| Task |
Wherever "monopetali" appears in a line, copy that line.
- - - - - - -
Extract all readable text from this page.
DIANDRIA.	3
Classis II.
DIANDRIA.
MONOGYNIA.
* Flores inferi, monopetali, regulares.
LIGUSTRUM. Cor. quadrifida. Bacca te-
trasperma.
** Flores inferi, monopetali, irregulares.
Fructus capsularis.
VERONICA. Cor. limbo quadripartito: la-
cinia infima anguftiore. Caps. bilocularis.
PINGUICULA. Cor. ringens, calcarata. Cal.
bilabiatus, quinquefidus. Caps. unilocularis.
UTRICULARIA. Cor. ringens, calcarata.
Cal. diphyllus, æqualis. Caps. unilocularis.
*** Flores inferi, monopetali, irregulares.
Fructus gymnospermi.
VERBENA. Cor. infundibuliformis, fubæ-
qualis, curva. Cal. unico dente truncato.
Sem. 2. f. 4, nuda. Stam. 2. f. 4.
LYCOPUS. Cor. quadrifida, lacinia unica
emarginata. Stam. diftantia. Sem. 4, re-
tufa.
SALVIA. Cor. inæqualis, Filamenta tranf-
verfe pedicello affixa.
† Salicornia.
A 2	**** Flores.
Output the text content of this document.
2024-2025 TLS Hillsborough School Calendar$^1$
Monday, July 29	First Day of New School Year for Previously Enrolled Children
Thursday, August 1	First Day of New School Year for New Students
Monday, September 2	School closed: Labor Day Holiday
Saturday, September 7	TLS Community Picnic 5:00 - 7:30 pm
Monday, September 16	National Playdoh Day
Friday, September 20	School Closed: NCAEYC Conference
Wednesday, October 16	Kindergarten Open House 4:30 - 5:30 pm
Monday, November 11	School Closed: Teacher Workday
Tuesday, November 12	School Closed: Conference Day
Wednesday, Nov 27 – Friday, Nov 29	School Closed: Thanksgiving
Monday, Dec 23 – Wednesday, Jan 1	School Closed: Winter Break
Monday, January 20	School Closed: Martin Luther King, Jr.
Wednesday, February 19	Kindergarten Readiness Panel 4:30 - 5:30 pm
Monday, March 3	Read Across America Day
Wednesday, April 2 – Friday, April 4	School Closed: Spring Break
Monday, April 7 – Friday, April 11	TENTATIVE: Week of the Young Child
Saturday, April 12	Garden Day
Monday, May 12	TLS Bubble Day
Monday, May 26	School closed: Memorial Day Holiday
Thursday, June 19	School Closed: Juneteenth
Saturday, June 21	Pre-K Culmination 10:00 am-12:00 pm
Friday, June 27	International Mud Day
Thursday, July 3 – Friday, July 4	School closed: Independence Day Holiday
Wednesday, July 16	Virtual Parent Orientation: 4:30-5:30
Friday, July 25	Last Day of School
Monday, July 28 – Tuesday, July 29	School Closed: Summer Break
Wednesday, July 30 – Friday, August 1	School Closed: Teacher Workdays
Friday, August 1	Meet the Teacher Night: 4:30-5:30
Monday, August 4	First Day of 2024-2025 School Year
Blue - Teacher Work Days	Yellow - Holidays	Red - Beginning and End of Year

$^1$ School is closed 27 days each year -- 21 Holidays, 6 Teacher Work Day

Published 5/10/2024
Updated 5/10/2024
- - - - - - -
| Task answer |
* Flores inferi, monopetali, regulares.
** Flores inferi, monopetali, irregulares.
*** Flores inferi, monopetali, irregulares.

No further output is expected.